• _EXERCISE BRIEF_
Could every line of the data be printed exactly as it reads?

• _RECORDS SHOWN_

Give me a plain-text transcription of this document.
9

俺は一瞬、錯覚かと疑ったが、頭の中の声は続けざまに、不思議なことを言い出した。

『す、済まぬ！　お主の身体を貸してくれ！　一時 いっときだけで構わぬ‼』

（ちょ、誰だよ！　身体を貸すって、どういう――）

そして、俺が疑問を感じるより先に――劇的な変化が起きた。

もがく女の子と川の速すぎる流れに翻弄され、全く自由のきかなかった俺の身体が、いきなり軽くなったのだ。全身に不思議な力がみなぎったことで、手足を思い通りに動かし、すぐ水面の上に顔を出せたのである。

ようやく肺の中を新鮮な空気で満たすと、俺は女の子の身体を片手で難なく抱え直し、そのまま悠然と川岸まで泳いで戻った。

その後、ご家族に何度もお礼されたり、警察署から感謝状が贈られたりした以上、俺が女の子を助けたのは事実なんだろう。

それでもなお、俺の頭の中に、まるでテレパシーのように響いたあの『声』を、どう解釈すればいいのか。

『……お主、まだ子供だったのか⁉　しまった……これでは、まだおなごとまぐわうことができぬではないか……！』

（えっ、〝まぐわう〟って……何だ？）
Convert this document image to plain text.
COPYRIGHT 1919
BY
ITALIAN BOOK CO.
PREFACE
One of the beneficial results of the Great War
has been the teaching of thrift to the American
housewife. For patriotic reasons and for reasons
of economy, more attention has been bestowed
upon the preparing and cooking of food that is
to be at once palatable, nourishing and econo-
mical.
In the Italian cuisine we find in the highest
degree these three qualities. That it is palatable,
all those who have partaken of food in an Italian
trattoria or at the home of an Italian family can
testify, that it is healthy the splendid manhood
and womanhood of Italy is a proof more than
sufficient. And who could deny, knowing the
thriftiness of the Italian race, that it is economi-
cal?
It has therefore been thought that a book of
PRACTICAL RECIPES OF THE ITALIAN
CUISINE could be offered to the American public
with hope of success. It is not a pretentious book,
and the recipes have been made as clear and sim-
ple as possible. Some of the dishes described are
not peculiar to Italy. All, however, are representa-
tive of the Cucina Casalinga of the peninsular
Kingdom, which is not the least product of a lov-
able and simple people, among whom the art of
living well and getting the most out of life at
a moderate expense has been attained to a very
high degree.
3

• _EXPECTED ANSWER_
Give me a plain-text transcription of this document.
9

俺は一瞬、錯覚かと疑ったが、頭の中の声は続けざまに、不思議なことを言い出した。

『す、済まぬ！　お主の身体を貸してくれ！　一時 いっときだけで構わぬ‼』

（ちょ、誰だよ！　身体を貸すって、どういう――）

そして、俺が疑問を感じるより先に――劇的な変化が起きた。

もがく女の子と川の速すぎる流れに翻弄され、全く自由のきかなかった俺の身体が、いきなり軽くなったのだ。全身に不思議な力がみなぎったことで、手足を思い通りに動かし、すぐ水面の上に顔を出せたのである。

ようやく肺の中を新鮮な空気で満たすと、俺は女の子の身体を片手で難なく抱え直し、そのまま悠然と川岸まで泳いで戻った。

その後、ご家族に何度もお礼されたり、警察署から感謝状が贈られたりした以上、俺が女の子を助けたのは事実なんだろう。

それでもなお、俺の頭の中に、まるでテレパシーのように響いたあの『声』を、どう解釈すればいいのか。

『……お主、まだ子供だったのか⁉　しまった……これでは、まだおなごとまぐわうことができぬではないか……！』

（えっ、〝まぐわう〟って……何だ？）
Convert this document image to plain text.
COPYRIGHT 1919
BY
ITALIAN BOOK CO.
PREFACE
One of the beneficial results of the Great War
has been the teaching of thrift to the American
housewife. For patriotic reasons and for reasons
of economy, more attention has been bestowed
upon the preparing and cooking of food that is
to be at once palatable, nourishing and econo-
mical.
In the Italian cuisine we find in the highest
degree these three qualities. That it is palatable,
all those who have partaken of food in an Italian
trattoria or at the home of an Italian family can
testify, that it is healthy the splendid manhood
and womanhood of Italy is a proof more than
sufficient. And who could deny, knowing the
thriftiness of the Italian race, that it is economi-
cal?
It has therefore been thought that a book of
PRACTICAL RECIPES OF THE ITALIAN
CUISINE could be offered to the American public
with hope of success. It is not a pretentious book,
and the recipes have been made as clear and sim-
ple as possible. Some of the dishes described are
not peculiar to Italy. All, however, are representa-
tive of the Cucina Casalinga of the peninsular
Kingdom, which is not the least product of a lov-
able and simple people, among whom the art of
living well and getting the most out of life at
a moderate expense has been attained to a very
high degree.
3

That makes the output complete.